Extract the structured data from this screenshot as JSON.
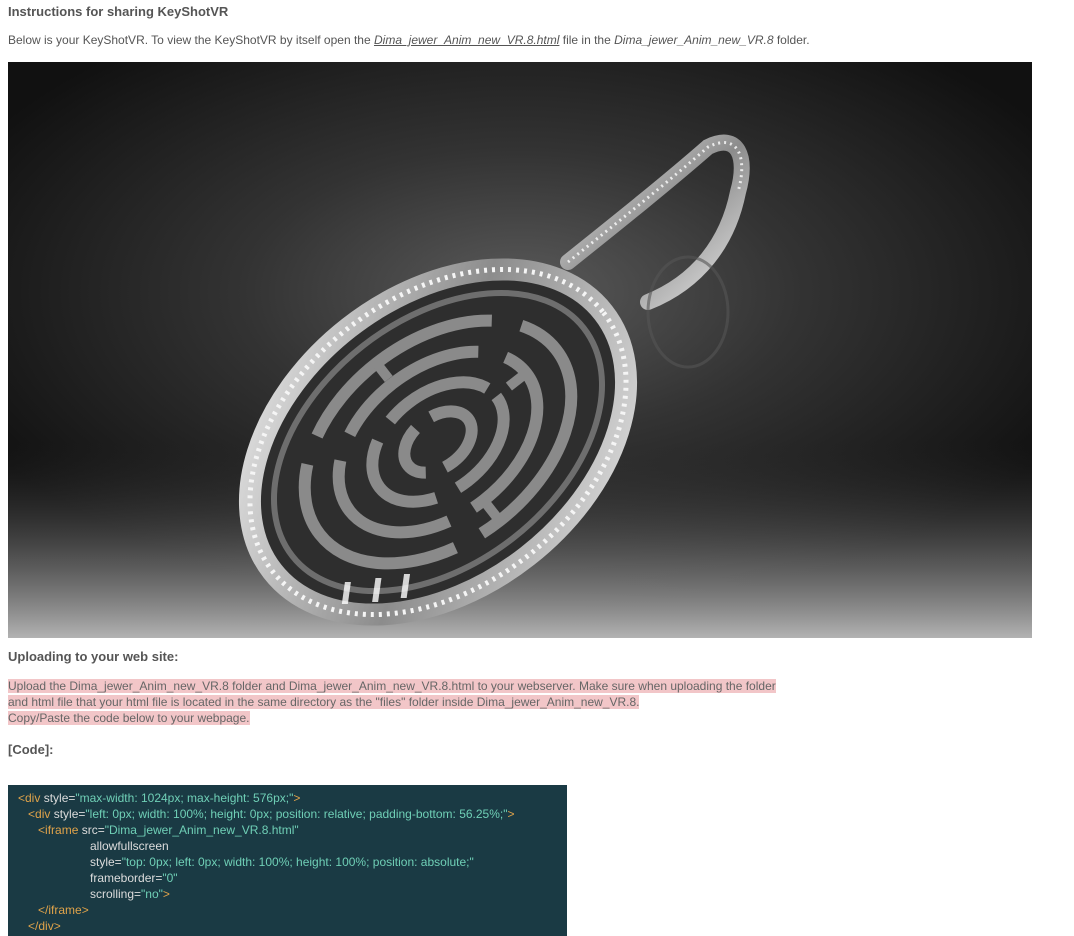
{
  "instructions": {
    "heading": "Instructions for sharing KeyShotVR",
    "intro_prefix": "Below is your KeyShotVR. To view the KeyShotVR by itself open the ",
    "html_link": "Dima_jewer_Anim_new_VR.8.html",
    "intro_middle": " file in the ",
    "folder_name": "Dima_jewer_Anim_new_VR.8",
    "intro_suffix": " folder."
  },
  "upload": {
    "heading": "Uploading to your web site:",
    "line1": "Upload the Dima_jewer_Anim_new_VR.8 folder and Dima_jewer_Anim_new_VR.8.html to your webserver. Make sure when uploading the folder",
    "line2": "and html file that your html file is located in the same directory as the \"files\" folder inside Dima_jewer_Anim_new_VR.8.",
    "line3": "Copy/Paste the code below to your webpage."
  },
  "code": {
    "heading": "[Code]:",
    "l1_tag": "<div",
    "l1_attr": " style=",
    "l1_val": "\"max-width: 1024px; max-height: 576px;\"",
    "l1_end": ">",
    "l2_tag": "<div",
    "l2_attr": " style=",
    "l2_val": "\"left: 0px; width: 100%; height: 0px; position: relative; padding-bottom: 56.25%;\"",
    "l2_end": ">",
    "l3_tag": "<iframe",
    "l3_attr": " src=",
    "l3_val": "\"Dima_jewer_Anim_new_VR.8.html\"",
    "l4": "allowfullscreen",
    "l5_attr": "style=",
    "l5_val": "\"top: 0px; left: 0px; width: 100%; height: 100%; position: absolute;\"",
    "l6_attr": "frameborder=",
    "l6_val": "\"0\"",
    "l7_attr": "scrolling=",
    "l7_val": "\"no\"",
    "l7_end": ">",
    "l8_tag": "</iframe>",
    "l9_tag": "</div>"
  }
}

#### DO THIS
Copy the records exactly as they appear, excluding images.

#### RIGHT ANSWER
Extract the structured data from this screenshot as JSON.
{
  "instructions": {
    "heading": "Instructions for sharing KeyShotVR",
    "intro_prefix": "Below is your KeyShotVR. To view the KeyShotVR by itself open the ",
    "html_link": "Dima_jewer_Anim_new_VR.8.html",
    "intro_middle": " file in the ",
    "folder_name": "Dima_jewer_Anim_new_VR.8",
    "intro_suffix": " folder."
  },
  "upload": {
    "heading": "Uploading to your web site:",
    "line1": "Upload the Dima_jewer_Anim_new_VR.8 folder and Dima_jewer_Anim_new_VR.8.html to your webserver. Make sure when uploading the folder",
    "line2": "and html file that your html file is located in the same directory as the \"files\" folder inside Dima_jewer_Anim_new_VR.8.",
    "line3": "Copy/Paste the code below to your webpage."
  },
  "code": {
    "heading": "[Code]:",
    "l1_tag": "<div",
    "l1_attr": " style=",
    "l1_val": "\"max-width: 1024px; max-height: 576px;\"",
    "l1_end": ">",
    "l2_tag": "<div",
    "l2_attr": " style=",
    "l2_val": "\"left: 0px; width: 100%; height: 0px; position: relative; padding-bottom: 56.25%;\"",
    "l2_end": ">",
    "l3_tag": "<iframe",
    "l3_attr": " src=",
    "l3_val": "\"Dima_jewer_Anim_new_VR.8.html\"",
    "l4": "allowfullscreen",
    "l5_attr": "style=",
    "l5_val": "\"top: 0px; left: 0px; width: 100%; height: 100%; position: absolute;\"",
    "l6_attr": "frameborder=",
    "l6_val": "\"0\"",
    "l7_attr": "scrolling=",
    "l7_val": "\"no\"",
    "l7_end": ">",
    "l8_tag": "</iframe>",
    "l9_tag": "</div>"
  }
}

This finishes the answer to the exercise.